═════ Raw data

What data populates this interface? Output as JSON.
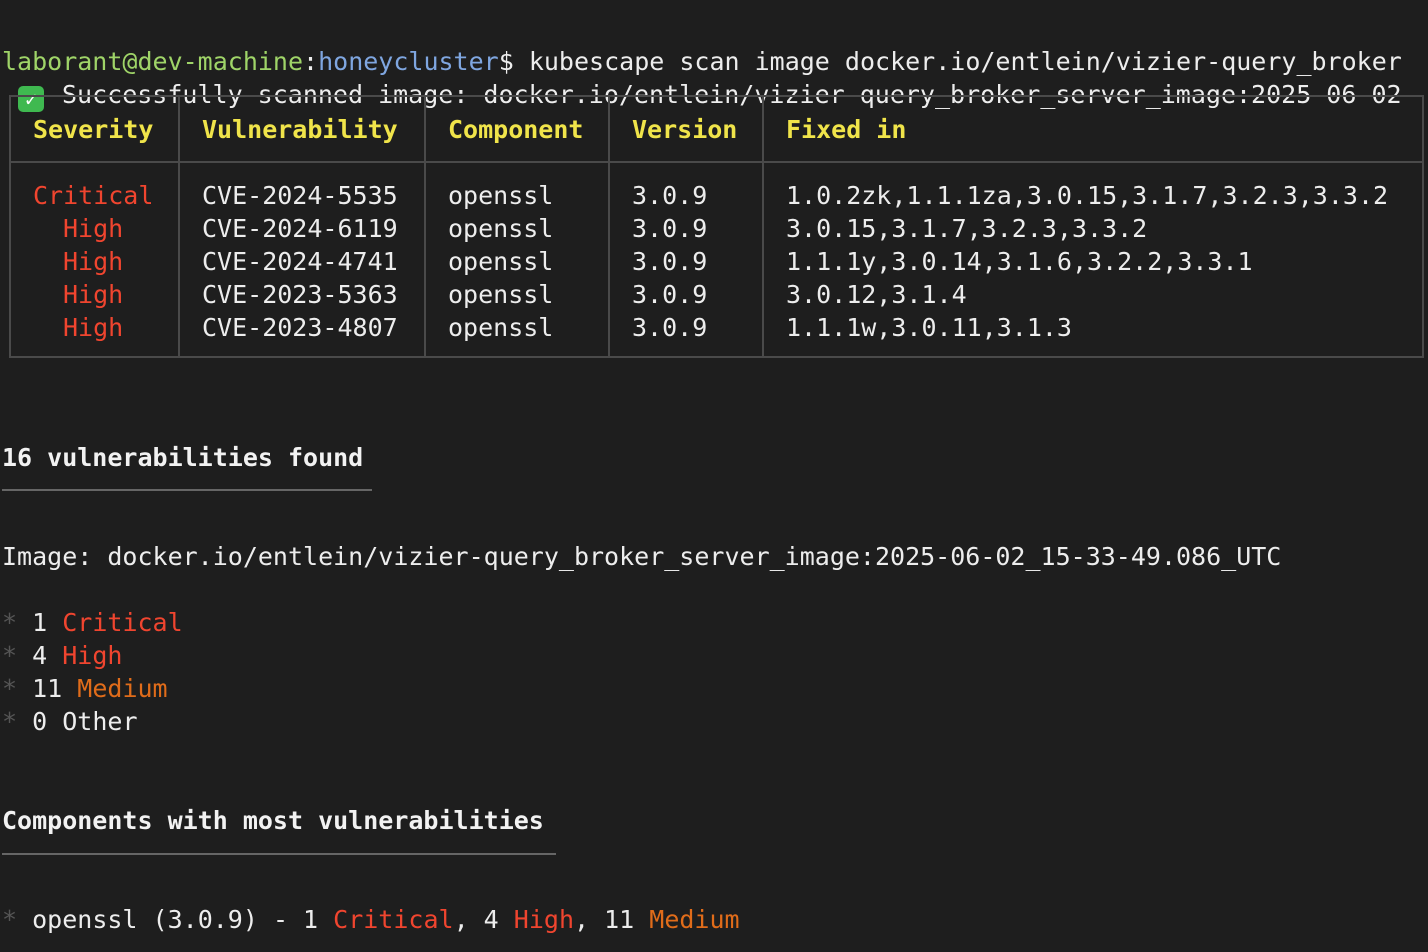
{
  "prompt": {
    "user_host": "laborant@dev-machine",
    "separator": ":",
    "cwd": "honeycluster",
    "symbol": "$",
    "command": " kubescape scan image docker.io/entlein/vizier-query_broker"
  },
  "success_line": {
    "icon": "check-mark-icon",
    "check_glyph": "✓",
    "text": "Successfully scanned image: docker.io/entlein/vizier-query_broker_server_image:2025-06-02"
  },
  "table": {
    "headers": [
      "Severity",
      "Vulnerability",
      "Component",
      "Version",
      "Fixed in"
    ],
    "rows": [
      {
        "severity": "Critical",
        "cve": "CVE-2024-5535",
        "component": "openssl",
        "version": "3.0.9",
        "fixed": "1.0.2zk,1.1.1za,3.0.15,3.1.7,3.2.3,3.3.2"
      },
      {
        "severity": "High",
        "cve": "CVE-2024-6119",
        "component": "openssl",
        "version": "3.0.9",
        "fixed": "3.0.15,3.1.7,3.2.3,3.3.2"
      },
      {
        "severity": "High",
        "cve": "CVE-2024-4741",
        "component": "openssl",
        "version": "3.0.9",
        "fixed": "1.1.1y,3.0.14,3.1.6,3.2.2,3.3.1"
      },
      {
        "severity": "High",
        "cve": "CVE-2023-5363",
        "component": "openssl",
        "version": "3.0.9",
        "fixed": "3.0.12,3.1.4"
      },
      {
        "severity": "High",
        "cve": "CVE-2023-4807",
        "component": "openssl",
        "version": "3.0.9",
        "fixed": "1.1.1w,3.0.11,3.1.3"
      }
    ]
  },
  "summary": {
    "title": "16 vulnerabilities found",
    "image_line": "Image: docker.io/entlein/vizier-query_broker_server_image:2025-06-02_15-33-49.086_UTC",
    "bullet": "*",
    "counts": [
      {
        "count": "1",
        "label": "Critical"
      },
      {
        "count": "4",
        "label": "High"
      },
      {
        "count": "11",
        "label": "Medium"
      },
      {
        "count": "0",
        "label": "Other"
      }
    ]
  },
  "components": {
    "title": "Components with most vulnerabilities",
    "bullet": "*",
    "item_prefix": "openssl (3.0.9) - 1 ",
    "critical_label": "Critical",
    "sep1": ", 4 ",
    "high_label": "High",
    "sep2": ", 11 ",
    "medium_label": "Medium"
  },
  "colors": {
    "background": "#1e1e1e",
    "user": "#9fd468",
    "path": "#7fa6e0",
    "header": "#f0e44a",
    "critical": "#f0452f",
    "high": "#f0452f",
    "medium": "#e06c1a"
  }
}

══════════

→ **Exercise brief**:
Give back all entries exactly. No pictures belong in the copy.

→ **Reply**:
What data populates this interface? Output as JSON.
{
  "prompt": {
    "user_host": "laborant@dev-machine",
    "separator": ":",
    "cwd": "honeycluster",
    "symbol": "$",
    "command": " kubescape scan image docker.io/entlein/vizier-query_broker"
  },
  "success_line": {
    "icon": "check-mark-icon",
    "check_glyph": "✓",
    "text": "Successfully scanned image: docker.io/entlein/vizier-query_broker_server_image:2025-06-02"
  },
  "table": {
    "headers": [
      "Severity",
      "Vulnerability",
      "Component",
      "Version",
      "Fixed in"
    ],
    "rows": [
      {
        "severity": "Critical",
        "cve": "CVE-2024-5535",
        "component": "openssl",
        "version": "3.0.9",
        "fixed": "1.0.2zk,1.1.1za,3.0.15,3.1.7,3.2.3,3.3.2"
      },
      {
        "severity": "High",
        "cve": "CVE-2024-6119",
        "component": "openssl",
        "version": "3.0.9",
        "fixed": "3.0.15,3.1.7,3.2.3,3.3.2"
      },
      {
        "severity": "High",
        "cve": "CVE-2024-4741",
        "component": "openssl",
        "version": "3.0.9",
        "fixed": "1.1.1y,3.0.14,3.1.6,3.2.2,3.3.1"
      },
      {
        "severity": "High",
        "cve": "CVE-2023-5363",
        "component": "openssl",
        "version": "3.0.9",
        "fixed": "3.0.12,3.1.4"
      },
      {
        "severity": "High",
        "cve": "CVE-2023-4807",
        "component": "openssl",
        "version": "3.0.9",
        "fixed": "1.1.1w,3.0.11,3.1.3"
      }
    ]
  },
  "summary": {
    "title": "16 vulnerabilities found",
    "image_line": "Image: docker.io/entlein/vizier-query_broker_server_image:2025-06-02_15-33-49.086_UTC",
    "bullet": "*",
    "counts": [
      {
        "count": "1",
        "label": "Critical"
      },
      {
        "count": "4",
        "label": "High"
      },
      {
        "count": "11",
        "label": "Medium"
      },
      {
        "count": "0",
        "label": "Other"
      }
    ]
  },
  "components": {
    "title": "Components with most vulnerabilities",
    "bullet": "*",
    "item_prefix": "openssl (3.0.9) - 1 ",
    "critical_label": "Critical",
    "sep1": ", 4 ",
    "high_label": "High",
    "sep2": ", 11 ",
    "medium_label": "Medium"
  },
  "colors": {
    "background": "#1e1e1e",
    "user": "#9fd468",
    "path": "#7fa6e0",
    "header": "#f0e44a",
    "critical": "#f0452f",
    "high": "#f0452f",
    "medium": "#e06c1a"
  }
}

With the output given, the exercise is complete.